Aim of the exercise » Write out all the data again, exactly as it stands.

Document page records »

* * * * * * *

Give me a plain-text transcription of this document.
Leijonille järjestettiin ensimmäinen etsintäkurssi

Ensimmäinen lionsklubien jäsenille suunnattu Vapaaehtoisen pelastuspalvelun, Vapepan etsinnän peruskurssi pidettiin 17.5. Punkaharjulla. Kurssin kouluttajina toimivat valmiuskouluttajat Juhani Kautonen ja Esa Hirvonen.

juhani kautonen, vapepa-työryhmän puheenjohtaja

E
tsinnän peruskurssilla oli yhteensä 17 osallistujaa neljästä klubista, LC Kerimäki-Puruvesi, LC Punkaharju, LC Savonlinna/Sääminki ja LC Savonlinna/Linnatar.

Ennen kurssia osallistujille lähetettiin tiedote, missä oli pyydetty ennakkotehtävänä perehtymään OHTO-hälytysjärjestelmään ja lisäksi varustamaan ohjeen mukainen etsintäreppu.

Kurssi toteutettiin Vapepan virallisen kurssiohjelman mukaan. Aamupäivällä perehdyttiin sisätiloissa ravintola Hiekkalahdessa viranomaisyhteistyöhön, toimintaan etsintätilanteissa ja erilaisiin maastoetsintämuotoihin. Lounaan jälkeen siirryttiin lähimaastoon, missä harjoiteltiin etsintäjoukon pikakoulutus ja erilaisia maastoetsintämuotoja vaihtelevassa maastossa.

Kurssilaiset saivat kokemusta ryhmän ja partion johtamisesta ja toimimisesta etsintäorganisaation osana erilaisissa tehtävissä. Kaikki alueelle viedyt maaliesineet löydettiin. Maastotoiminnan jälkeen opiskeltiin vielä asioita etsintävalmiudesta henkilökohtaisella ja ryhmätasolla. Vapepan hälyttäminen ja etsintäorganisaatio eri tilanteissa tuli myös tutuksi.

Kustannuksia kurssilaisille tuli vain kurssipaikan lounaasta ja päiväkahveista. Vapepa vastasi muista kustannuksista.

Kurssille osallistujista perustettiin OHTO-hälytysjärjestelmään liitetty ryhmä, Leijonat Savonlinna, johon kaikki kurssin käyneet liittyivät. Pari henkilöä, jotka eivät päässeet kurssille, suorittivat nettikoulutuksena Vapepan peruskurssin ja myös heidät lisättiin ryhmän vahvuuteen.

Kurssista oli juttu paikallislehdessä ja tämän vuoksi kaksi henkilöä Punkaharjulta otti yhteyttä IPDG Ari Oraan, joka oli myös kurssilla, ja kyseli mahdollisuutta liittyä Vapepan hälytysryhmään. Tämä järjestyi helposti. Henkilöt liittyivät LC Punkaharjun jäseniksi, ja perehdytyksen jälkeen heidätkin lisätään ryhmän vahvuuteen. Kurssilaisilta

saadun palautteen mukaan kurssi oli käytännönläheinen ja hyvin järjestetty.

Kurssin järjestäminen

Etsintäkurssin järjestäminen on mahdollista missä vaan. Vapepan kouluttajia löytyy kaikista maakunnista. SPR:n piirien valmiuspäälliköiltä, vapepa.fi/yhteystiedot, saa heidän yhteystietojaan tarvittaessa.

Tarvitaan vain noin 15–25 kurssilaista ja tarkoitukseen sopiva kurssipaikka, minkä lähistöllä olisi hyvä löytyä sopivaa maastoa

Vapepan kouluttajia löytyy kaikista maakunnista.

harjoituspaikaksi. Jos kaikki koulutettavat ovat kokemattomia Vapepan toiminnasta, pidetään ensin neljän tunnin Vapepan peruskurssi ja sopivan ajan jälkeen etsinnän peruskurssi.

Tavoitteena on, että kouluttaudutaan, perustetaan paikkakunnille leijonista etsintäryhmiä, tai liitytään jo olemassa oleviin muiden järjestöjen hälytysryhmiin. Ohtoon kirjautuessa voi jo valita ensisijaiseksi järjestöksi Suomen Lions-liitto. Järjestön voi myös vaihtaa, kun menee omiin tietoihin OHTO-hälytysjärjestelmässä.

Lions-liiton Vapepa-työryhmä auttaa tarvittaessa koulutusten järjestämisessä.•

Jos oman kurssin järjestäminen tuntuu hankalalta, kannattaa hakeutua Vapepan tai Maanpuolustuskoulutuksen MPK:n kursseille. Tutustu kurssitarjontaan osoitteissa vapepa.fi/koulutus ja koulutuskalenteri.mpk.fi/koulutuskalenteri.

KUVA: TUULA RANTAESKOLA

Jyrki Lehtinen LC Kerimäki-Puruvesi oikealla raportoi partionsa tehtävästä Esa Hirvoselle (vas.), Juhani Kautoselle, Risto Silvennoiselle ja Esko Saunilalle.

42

* * * * * * *

Result below »
Give me a plain-text transcription of this document.
Leijonille järjestettiin ensimmäinen etsintäkurssi

Ensimmäinen lionsklubien jäsenille suunnattu Vapaaehtoisen pelastuspalvelun, Vapepan etsinnän peruskurssi pidettiin 17.5. Punkaharjulla. Kurssin kouluttajina toimivat valmiuskouluttajat Juhani Kautonen ja Esa Hirvonen.

juhani kautonen, vapepa-työryhmän puheenjohtaja

E
tsinnän peruskurssilla oli yhteensä 17 osallistujaa neljästä klubista, LC Kerimäki-Puruvesi, LC Punkaharju, LC Savonlinna/Sääminki ja LC Savonlinna/Linnatar.

Ennen kurssia osallistujille lähetettiin tiedote, missä oli pyydetty ennakkotehtävänä perehtymään OHTO-hälytysjärjestelmään ja lisäksi varustamaan ohjeen mukainen etsintäreppu.

Kurssi toteutettiin Vapepan virallisen kurssiohjelman mukaan. Aamupäivällä perehdyttiin sisätiloissa ravintola Hiekkalahdessa viranomaisyhteistyöhön, toimintaan etsintätilanteissa ja erilaisiin maastoetsintämuotoihin. Lounaan jälkeen siirryttiin lähimaastoon, missä harjoiteltiin etsintäjoukon pikakoulutus ja erilaisia maastoetsintämuotoja vaihtelevassa maastossa.

Kurssilaiset saivat kokemusta ryhmän ja partion johtamisesta ja toimimisesta etsintäorganisaation osana erilaisissa tehtävissä. Kaikki alueelle viedyt maaliesineet löydettiin. Maastotoiminnan jälkeen opiskeltiin vielä asioita etsintävalmiudesta henkilökohtaisella ja ryhmätasolla. Vapepan hälyttäminen ja etsintäorganisaatio eri tilanteissa tuli myös tutuksi.

Kustannuksia kurssilaisille tuli vain kurssipaikan lounaasta ja päiväkahveista. Vapepa vastasi muista kustannuksista.

Kurssille osallistujista perustettiin OHTO-hälytysjärjestelmään liitetty ryhmä, Leijonat Savonlinna, johon kaikki kurssin käyneet liittyivät. Pari henkilöä, jotka eivät päässeet kurssille, suorittivat nettikoulutuksena Vapepan peruskurssin ja myös heidät lisättiin ryhmän vahvuuteen.

Kurssista oli juttu paikallislehdessä ja tämän vuoksi kaksi henkilöä Punkaharjulta otti yhteyttä IPDG Ari Oraan, joka oli myös kurssilla, ja kyseli mahdollisuutta liittyä Vapepan hälytysryhmään. Tämä järjestyi helposti. Henkilöt liittyivät LC Punkaharjun jäseniksi, ja perehdytyksen jälkeen heidätkin lisätään ryhmän vahvuuteen. Kurssilaisilta

saadun palautteen mukaan kurssi oli käytännönläheinen ja hyvin järjestetty.

Kurssin järjestäminen

Etsintäkurssin järjestäminen on mahdollista missä vaan. Vapepan kouluttajia löytyy kaikista maakunnista. SPR:n piirien valmiuspäälliköiltä, vapepa.fi/yhteystiedot, saa heidän yhteystietojaan tarvittaessa.

Tarvitaan vain noin 15–25 kurssilaista ja tarkoitukseen sopiva kurssipaikka, minkä lähistöllä olisi hyvä löytyä sopivaa maastoa

Vapepan kouluttajia löytyy kaikista maakunnista.

harjoituspaikaksi. Jos kaikki koulutettavat ovat kokemattomia Vapepan toiminnasta, pidetään ensin neljän tunnin Vapepan peruskurssi ja sopivan ajan jälkeen etsinnän peruskurssi.

Tavoitteena on, että kouluttaudutaan, perustetaan paikkakunnille leijonista etsintäryhmiä, tai liitytään jo olemassa oleviin muiden järjestöjen hälytysryhmiin. Ohtoon kirjautuessa voi jo valita ensisijaiseksi järjestöksi Suomen Lions-liitto. Järjestön voi myös vaihtaa, kun menee omiin tietoihin OHTO-hälytysjärjestelmässä.

Lions-liiton Vapepa-työryhmä auttaa tarvittaessa koulutusten järjestämisessä.•

Jos oman kurssin järjestäminen tuntuu hankalalta, kannattaa hakeutua Vapepan tai Maanpuolustuskoulutuksen MPK:n kursseille. Tutustu kurssitarjontaan osoitteissa vapepa.fi/koulutus ja koulutuskalenteri.mpk.fi/koulutuskalenteri.

KUVA: TUULA RANTAESKOLA

Jyrki Lehtinen LC Kerimäki-Puruvesi oikealla raportoi partionsa tehtävästä Esa Hirvoselle (vas.), Juhani Kautoselle, Risto Silvennoiselle ja Esko Saunilalle.

42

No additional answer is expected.